▶ [PROBLEM DETAILS] Using the data below, copy each line that includes the word "非遍行の".

▶ [Collected data]
──────────────────────────────

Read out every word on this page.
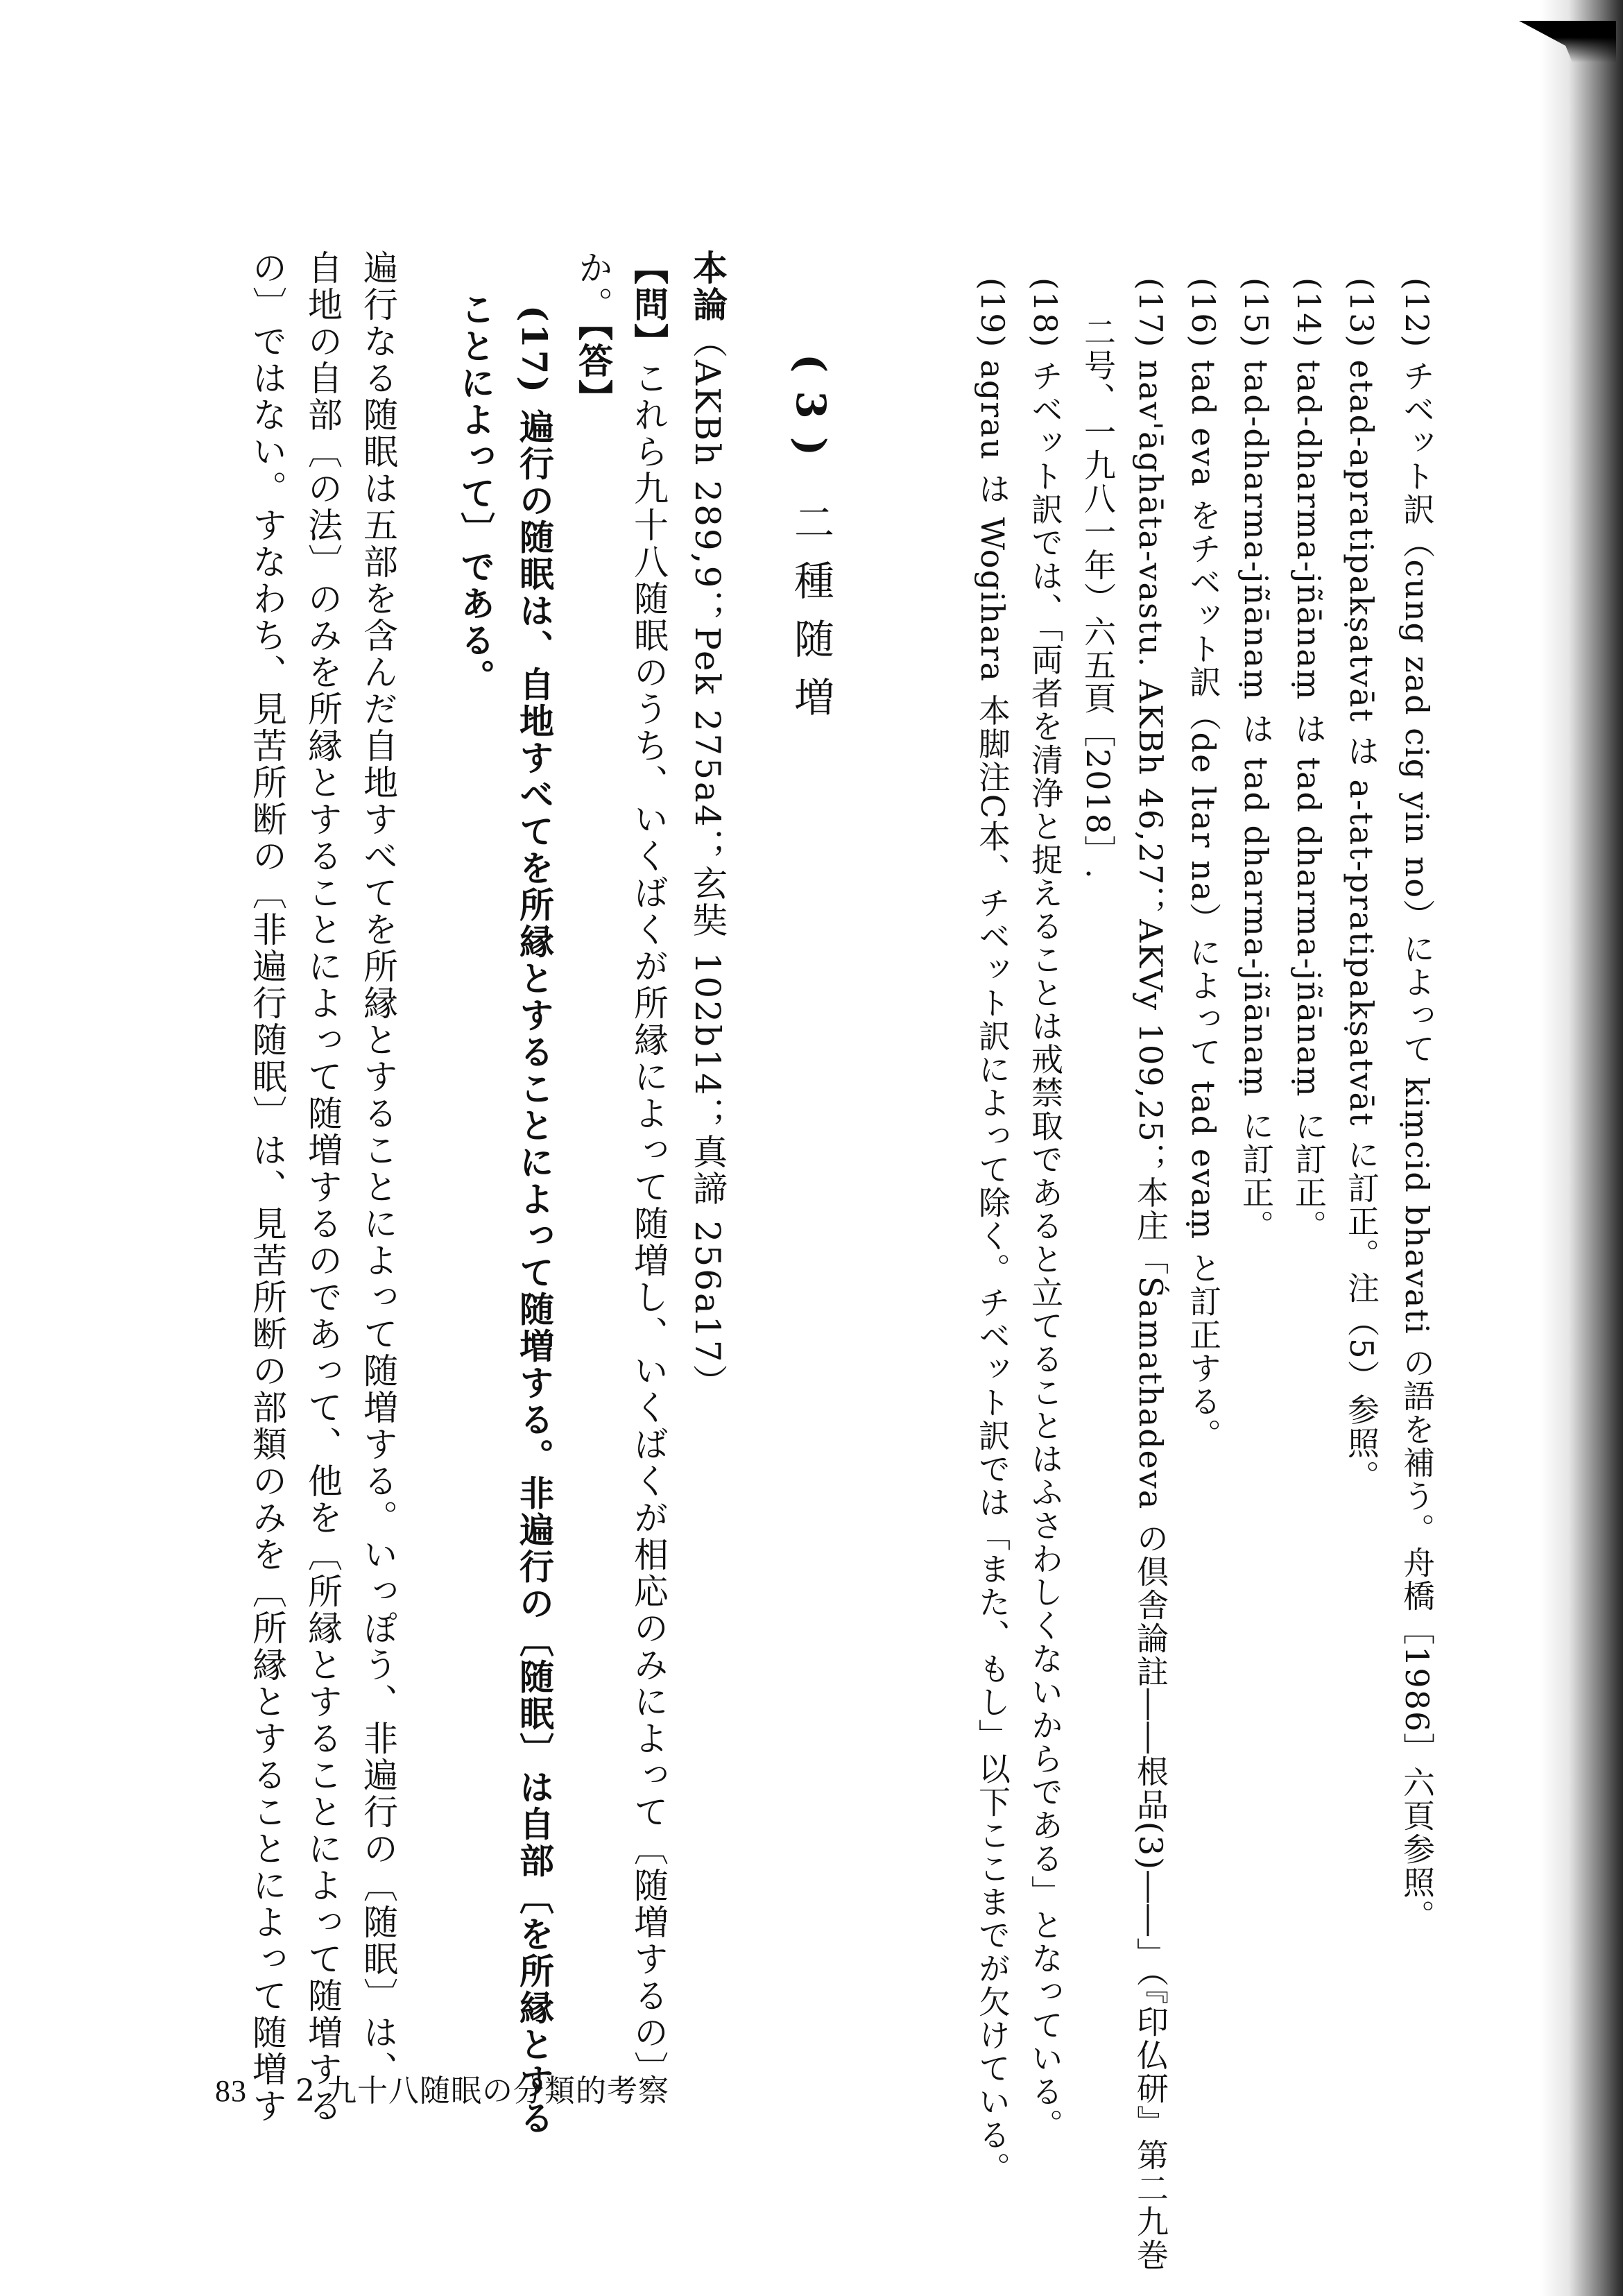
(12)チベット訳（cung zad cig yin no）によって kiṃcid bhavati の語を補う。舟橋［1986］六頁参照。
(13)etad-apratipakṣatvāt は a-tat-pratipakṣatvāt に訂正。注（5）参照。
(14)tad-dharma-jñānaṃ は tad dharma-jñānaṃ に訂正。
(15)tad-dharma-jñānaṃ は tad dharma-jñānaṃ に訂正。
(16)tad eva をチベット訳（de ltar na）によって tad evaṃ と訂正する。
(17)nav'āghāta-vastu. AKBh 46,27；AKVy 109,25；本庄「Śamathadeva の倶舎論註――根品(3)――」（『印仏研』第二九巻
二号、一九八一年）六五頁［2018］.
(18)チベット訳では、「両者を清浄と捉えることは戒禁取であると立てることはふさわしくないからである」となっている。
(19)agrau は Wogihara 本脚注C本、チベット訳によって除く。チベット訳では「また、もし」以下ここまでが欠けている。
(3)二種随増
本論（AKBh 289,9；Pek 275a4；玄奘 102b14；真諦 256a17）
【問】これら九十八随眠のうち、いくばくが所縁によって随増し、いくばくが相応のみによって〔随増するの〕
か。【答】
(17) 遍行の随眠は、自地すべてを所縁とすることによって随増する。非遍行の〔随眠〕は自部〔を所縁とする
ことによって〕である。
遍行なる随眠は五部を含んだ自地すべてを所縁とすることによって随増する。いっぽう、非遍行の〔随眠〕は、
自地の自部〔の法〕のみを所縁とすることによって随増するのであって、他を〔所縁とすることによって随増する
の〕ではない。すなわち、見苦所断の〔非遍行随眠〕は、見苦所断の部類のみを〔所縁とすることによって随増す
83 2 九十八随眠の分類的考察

──────────────────────────────

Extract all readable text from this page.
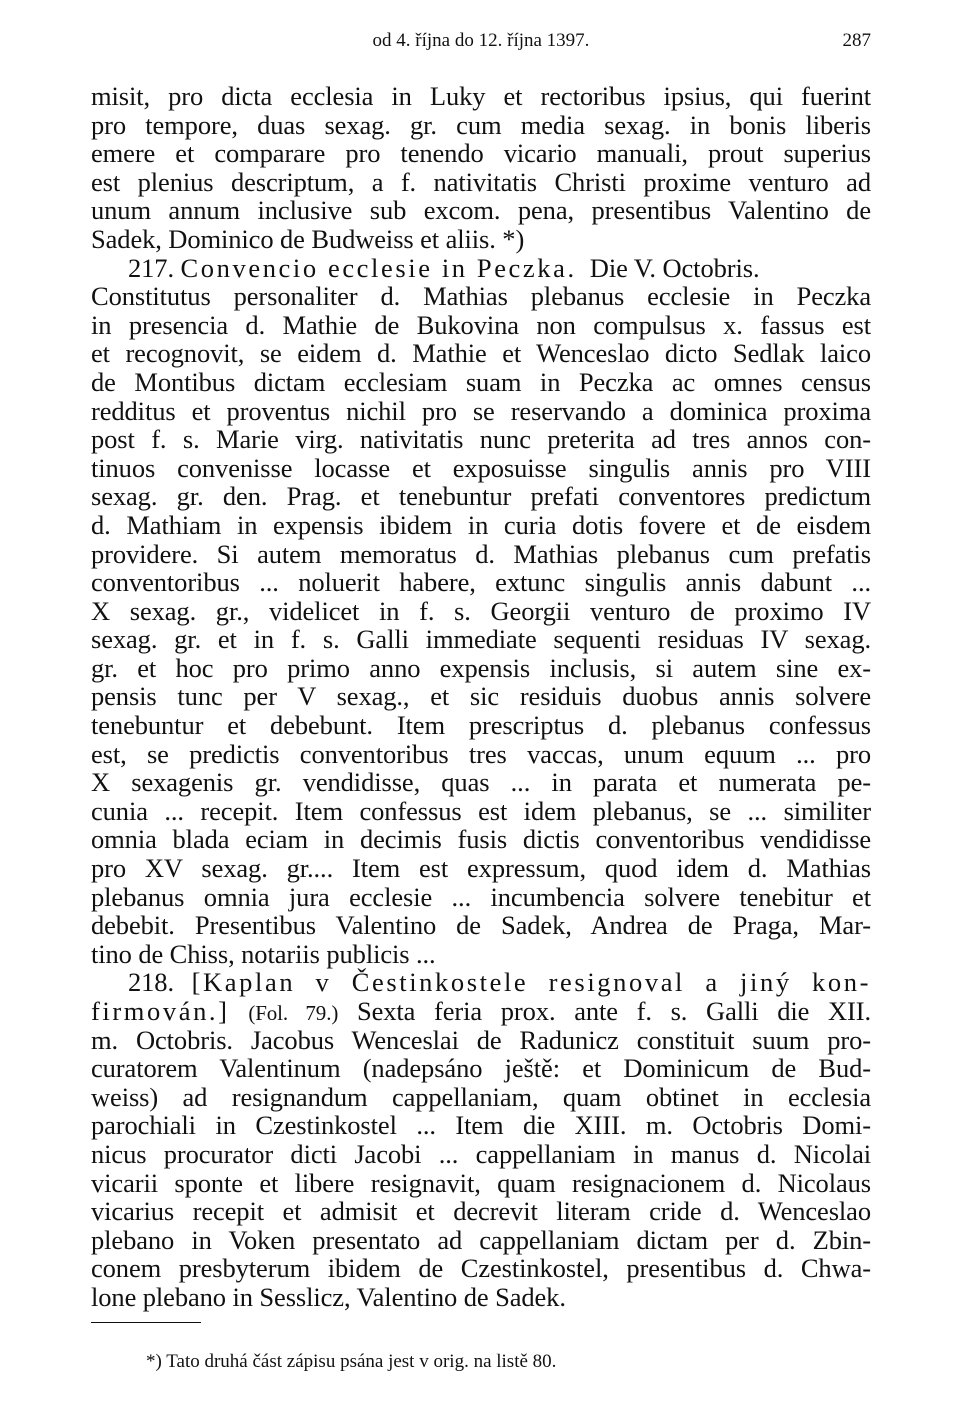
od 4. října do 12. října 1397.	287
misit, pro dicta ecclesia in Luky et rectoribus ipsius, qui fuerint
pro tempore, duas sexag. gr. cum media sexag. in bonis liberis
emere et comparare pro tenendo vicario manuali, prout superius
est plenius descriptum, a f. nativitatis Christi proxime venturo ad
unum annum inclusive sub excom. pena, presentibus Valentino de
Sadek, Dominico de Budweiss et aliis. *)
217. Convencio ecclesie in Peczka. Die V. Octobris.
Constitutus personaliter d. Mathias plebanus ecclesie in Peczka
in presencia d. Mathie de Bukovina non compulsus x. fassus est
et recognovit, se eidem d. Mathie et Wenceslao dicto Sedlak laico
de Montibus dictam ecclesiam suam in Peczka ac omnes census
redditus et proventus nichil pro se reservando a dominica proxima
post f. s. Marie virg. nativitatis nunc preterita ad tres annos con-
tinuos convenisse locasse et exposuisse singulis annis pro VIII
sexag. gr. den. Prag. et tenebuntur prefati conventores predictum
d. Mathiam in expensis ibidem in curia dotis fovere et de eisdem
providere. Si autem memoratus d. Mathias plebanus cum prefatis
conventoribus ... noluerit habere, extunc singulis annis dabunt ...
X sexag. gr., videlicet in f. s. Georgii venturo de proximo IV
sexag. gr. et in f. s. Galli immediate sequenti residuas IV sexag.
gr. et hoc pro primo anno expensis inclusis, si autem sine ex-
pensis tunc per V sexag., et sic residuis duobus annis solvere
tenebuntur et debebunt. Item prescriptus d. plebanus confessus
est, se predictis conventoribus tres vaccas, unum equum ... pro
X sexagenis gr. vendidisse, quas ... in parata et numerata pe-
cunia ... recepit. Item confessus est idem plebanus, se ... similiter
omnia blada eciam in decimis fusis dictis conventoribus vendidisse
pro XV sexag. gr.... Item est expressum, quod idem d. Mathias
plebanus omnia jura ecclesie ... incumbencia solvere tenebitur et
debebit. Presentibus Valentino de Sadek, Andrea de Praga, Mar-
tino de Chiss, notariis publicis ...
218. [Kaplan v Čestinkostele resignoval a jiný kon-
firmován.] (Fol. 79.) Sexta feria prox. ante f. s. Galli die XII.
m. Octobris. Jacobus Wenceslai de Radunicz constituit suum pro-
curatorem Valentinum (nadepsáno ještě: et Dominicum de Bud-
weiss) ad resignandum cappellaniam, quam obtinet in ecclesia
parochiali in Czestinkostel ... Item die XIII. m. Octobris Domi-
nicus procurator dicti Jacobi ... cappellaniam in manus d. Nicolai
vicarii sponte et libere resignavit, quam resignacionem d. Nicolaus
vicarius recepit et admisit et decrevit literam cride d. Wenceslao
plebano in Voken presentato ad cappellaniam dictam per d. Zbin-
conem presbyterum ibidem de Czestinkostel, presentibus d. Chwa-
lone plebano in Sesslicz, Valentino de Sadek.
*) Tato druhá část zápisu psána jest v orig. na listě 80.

──────────────────────────────

▶ [RESULT OF THIS EXERCISE]
(17) 遍行の随眠は、自地すべてを所縁とすることによって随増する。非遍行の〔随眠〕は自部〔を所縁とする
遍行なる随眠は五部を含んだ自地すべてを所縁とすることによって随増する。いっぽう、非遍行の〔随眠〕は、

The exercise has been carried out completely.